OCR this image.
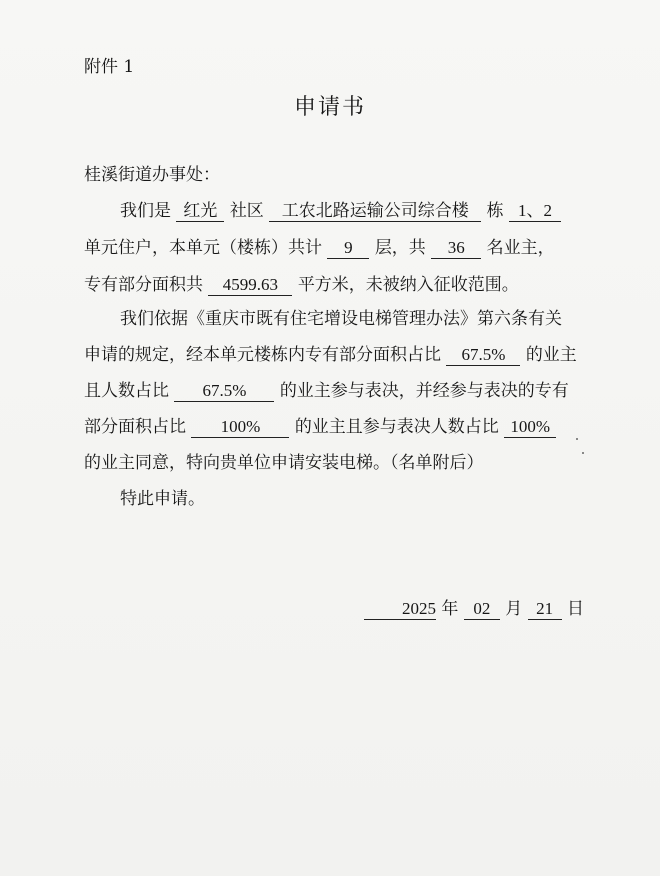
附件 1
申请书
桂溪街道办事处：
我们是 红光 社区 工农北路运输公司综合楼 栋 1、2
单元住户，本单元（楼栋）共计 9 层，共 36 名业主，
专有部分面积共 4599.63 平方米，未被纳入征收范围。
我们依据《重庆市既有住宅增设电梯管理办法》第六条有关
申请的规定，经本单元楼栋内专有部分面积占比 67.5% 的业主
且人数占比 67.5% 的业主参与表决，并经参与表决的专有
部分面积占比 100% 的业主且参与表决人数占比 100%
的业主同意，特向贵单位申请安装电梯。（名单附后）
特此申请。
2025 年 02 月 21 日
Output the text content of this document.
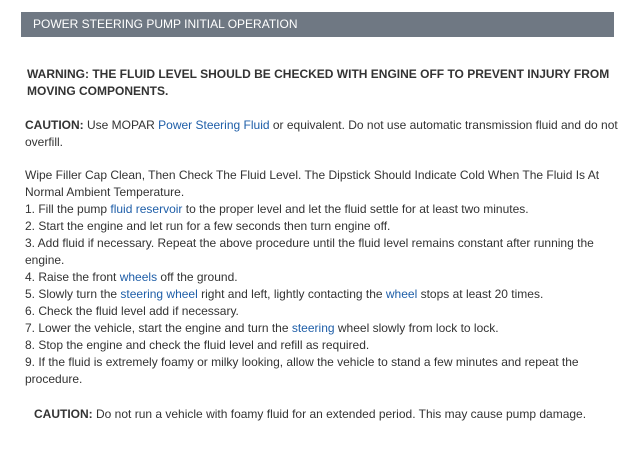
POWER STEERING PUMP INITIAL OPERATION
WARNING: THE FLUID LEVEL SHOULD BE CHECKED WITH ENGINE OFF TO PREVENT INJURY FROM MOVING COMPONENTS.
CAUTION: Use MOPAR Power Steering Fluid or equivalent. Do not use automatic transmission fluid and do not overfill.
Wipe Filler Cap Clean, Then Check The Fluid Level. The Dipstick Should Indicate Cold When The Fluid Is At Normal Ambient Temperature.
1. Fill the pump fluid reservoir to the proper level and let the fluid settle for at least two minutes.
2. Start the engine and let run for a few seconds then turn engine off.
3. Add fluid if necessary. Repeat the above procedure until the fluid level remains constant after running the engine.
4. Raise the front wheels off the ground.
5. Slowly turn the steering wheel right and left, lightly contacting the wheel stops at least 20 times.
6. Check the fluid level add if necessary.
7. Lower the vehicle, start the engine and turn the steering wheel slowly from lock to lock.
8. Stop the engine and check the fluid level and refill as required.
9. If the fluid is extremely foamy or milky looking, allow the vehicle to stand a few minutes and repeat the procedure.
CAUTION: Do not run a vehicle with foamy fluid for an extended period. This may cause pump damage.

━━━━━━━━━━━━━━━━━━━━

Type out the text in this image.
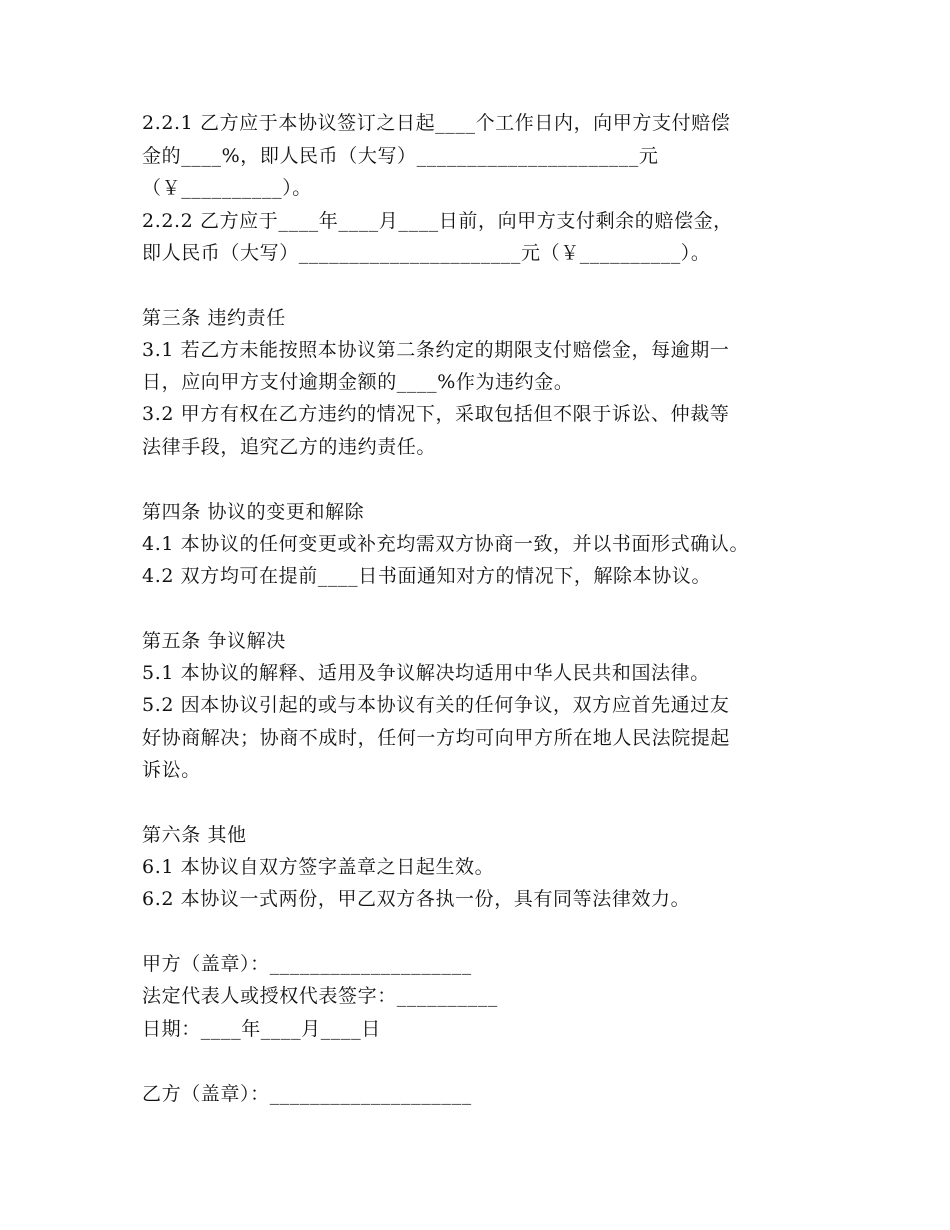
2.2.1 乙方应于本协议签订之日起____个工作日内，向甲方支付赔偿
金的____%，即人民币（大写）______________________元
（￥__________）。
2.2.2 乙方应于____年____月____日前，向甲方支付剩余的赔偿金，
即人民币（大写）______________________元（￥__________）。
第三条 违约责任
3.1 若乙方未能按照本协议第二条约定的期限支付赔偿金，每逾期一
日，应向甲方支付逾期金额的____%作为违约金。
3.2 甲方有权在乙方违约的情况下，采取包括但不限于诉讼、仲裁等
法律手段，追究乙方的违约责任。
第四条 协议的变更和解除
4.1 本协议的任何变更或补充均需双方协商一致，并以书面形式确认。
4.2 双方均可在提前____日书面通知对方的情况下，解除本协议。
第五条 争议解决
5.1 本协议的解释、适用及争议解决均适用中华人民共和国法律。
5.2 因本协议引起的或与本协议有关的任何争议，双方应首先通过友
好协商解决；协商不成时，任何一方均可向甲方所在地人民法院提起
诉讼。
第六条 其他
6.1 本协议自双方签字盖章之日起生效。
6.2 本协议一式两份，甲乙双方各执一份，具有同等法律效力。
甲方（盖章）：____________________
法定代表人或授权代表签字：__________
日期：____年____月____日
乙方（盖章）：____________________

━━━━━━━━━━━━━━━━━━━━

EXERCISE GOAL
Gather each line holding the string "text".

WRITTEN SOLUTION
Output the text content of this document.
Type out the text in this image.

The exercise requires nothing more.